Text shown>
Biden says US donating 'historic' extra 500 million Covid vaccines
On Tuesday, in his first speech to the United Nations as president, Biden told delegates that Washington had put more than $15 billion towards the global Covid response.
US President Joe Biden addressed a Covid-19 summit of world leaders Wednesday with a promise to donate a "historic" extra 500 million vaccines to countries struggling to overcome the pandemic.
"This is an all-hands-on-deck crisis," Biden said. "America will become the arsenal for vaccines as we were the arsenal for democracy in World War II."
The pledge from Biden at the summit, held virtually from the White House, brings the total US commitment of donated vaccines to 1.1 billion -- more than the rest of the world combined.
"We've already shipped 160 million of these doses to 100 countries," Biden said. "For every one shot we've administered to date in America, we've now committed to do three shots to the rest of the world."
The new tranche of half a billion vaccines will be from Pfizer and will go to low-income and middle-income countries.
Biden is also challenging world leaders to vaccinate 70 percent of every country by September 2022, the White House said in a statement.
"We need other high income countries to deliver on their own ambitions," he said in his opening remarks. "We're not going to solve this crisis with half measures."
Biden stressed that the surge of vaccines must only be donated, with no "political" strings attached -- a veiled dig at China in particular.
After he spoke, Spain announced at the United Nations in New York that it was boosting its commitment to 30 million total vaccines, while Japan said it would increase its contribution to 60 million.
Wealthy countries have been criticized by the World Health Organization for their plans to roll out booster shots, with the United States on Wednesday authorizing third doses of Pfizer's vaccine for elderly and at-risk populations, while much of the world faces a severe shortage in doses.
But a senior US administration official told reporters that Washington is "proving that you can take care of your own, while helping others as well."
On Tuesday, in his first speech to the United Nations as president, Biden told delegates that Washington had put more than $15 billion towards the global Covid response.

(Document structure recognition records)
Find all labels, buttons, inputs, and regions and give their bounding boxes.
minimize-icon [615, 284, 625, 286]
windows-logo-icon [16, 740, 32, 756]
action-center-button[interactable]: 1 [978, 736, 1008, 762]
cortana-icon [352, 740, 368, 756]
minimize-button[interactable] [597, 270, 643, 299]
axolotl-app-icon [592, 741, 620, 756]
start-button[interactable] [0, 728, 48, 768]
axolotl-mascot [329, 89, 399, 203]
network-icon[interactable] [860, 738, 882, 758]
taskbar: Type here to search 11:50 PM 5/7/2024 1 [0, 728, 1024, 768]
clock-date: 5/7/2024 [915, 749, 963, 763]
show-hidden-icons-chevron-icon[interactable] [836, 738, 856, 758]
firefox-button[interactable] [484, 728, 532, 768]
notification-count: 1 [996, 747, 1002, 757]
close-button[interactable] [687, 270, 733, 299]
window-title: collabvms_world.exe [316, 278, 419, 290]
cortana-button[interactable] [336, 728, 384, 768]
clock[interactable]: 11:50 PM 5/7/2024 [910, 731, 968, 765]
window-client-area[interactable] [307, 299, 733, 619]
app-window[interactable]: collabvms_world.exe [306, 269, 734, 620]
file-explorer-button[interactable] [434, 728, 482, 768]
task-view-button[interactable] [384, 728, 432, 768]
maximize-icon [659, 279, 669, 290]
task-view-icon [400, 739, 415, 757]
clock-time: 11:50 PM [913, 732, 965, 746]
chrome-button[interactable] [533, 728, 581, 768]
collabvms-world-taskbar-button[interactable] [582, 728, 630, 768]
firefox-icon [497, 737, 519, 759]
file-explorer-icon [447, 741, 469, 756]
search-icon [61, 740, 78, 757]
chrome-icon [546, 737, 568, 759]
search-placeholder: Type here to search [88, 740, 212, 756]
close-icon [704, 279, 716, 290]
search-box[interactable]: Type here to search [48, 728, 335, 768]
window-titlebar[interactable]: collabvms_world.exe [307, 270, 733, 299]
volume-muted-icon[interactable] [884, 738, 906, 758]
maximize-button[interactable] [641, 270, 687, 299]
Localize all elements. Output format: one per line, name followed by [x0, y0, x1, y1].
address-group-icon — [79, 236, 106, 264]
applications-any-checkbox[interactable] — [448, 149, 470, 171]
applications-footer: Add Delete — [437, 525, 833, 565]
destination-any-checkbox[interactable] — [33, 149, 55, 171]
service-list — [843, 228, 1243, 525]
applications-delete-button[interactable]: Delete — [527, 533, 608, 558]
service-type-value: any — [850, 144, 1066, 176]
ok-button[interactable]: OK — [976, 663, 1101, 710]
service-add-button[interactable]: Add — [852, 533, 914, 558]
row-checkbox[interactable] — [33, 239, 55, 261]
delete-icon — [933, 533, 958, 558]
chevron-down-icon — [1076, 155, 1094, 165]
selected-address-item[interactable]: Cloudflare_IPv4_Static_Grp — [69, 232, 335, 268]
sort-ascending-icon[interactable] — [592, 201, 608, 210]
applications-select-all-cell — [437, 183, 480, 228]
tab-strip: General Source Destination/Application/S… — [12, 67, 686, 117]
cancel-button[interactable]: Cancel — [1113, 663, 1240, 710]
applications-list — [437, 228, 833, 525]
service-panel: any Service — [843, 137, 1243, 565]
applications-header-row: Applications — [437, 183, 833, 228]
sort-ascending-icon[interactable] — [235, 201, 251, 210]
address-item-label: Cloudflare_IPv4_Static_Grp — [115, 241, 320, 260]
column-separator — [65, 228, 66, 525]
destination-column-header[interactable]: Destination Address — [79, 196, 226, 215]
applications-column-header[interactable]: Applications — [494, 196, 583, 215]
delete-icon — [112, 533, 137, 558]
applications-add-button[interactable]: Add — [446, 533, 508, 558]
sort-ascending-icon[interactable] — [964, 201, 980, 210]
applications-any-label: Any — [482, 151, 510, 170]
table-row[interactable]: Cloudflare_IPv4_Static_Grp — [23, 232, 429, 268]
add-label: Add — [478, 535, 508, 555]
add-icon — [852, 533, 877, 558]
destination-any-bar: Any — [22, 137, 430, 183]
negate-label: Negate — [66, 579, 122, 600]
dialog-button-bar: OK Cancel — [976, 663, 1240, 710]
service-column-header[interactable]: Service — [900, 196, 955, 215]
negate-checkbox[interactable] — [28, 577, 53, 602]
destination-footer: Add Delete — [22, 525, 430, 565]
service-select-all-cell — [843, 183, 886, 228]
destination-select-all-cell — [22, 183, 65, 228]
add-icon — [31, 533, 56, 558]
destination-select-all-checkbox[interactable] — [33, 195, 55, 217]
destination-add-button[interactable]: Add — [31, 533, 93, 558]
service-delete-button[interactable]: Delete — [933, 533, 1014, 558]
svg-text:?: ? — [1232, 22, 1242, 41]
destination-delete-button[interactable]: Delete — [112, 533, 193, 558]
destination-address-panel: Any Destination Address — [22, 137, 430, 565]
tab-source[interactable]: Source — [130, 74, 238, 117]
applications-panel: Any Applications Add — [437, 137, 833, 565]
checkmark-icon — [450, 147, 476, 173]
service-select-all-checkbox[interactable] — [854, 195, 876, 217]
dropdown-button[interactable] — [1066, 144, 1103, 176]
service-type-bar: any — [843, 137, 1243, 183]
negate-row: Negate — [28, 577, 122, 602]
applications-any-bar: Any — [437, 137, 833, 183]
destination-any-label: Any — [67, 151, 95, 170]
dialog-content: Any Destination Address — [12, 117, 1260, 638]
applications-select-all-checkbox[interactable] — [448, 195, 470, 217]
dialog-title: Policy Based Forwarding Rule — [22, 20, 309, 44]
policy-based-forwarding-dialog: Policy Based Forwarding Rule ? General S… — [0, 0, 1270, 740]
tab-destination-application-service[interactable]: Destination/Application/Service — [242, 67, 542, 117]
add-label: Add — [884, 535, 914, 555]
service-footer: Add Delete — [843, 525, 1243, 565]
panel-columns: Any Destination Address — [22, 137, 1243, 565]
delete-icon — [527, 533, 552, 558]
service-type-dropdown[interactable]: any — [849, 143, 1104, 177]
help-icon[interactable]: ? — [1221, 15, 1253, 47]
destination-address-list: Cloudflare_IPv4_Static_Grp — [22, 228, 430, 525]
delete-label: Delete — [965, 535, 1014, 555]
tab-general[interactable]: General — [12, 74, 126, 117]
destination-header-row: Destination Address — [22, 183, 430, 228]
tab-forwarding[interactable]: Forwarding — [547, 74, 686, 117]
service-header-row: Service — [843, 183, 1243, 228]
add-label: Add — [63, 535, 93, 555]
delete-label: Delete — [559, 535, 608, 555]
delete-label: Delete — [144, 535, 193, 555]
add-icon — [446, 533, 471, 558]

Task set>
• 1. Reproduce word for word the part of the article on US vaccine donations starting at "The pledge from" and ending at "and middle-income countries.".
• 2. Pick up the article on US vaccine donations after its last sentence and carry it on.
These records come from a separate source.

Task-by-task answers>
• 1.
The pledge from Biden at the summit, held virtually from the White House, brings the total US commitment of donated vaccines to 1.1 billion -- more than the rest of the world combined.
"We've already shipped 160 million of these doses to 100 countries," Biden said. "For every one shot we've administered to date in America, we've now committed to do three shots to the rest of the world."
The new tranche of half a billion vaccines will be from Pfizer and will go to low-income and middle-income countries.

• 2.
Despite the development of safe and highly effective vaccines in record-breaking time, huge disparities exist between countries with ample supply and others that have barely begun their immunization campaigns.
Just 3.6 percent of Africa's eligible population has been inoculated -- compared with an average of more than 60 percent in Western Europe.
Addressing the UN General Assembly, Malawi's leader urged both more vaccine doses and the patent rights to allow local production, a move supported by Biden but rejected by Germany amid fierce opposition from pharmaceutical companies.
"You can imagine our disappointment to be at an assembly like this rubbing shoulders with nations that are now administering booster shots while most of our people have yet to get their first," said President Lazarus Chakwera, who appeared virtually.
"This form of vaccine nationalism is wrong. It is insensitive. It must end."
Biden's summit -- technically held on the sidelines of the UN General Assembly -- included foreign leaders as well as the head of Gavi, the vaccine alliance working to distribute shots to poor countries.
The White House asked governments to close the gap in financing and supply to meet a UN-backed goal of fully vaccinating 70 percent of the world by this time next year.
While the latest global coronavirus wave peaked in late August, the virus continues to spread rapidly, particularly in the United States, which is officially the worst-hit country.
Some 4.7 million people worldwide have died since the outbreak began in China in December 2019, according to an AFP tally from official sources.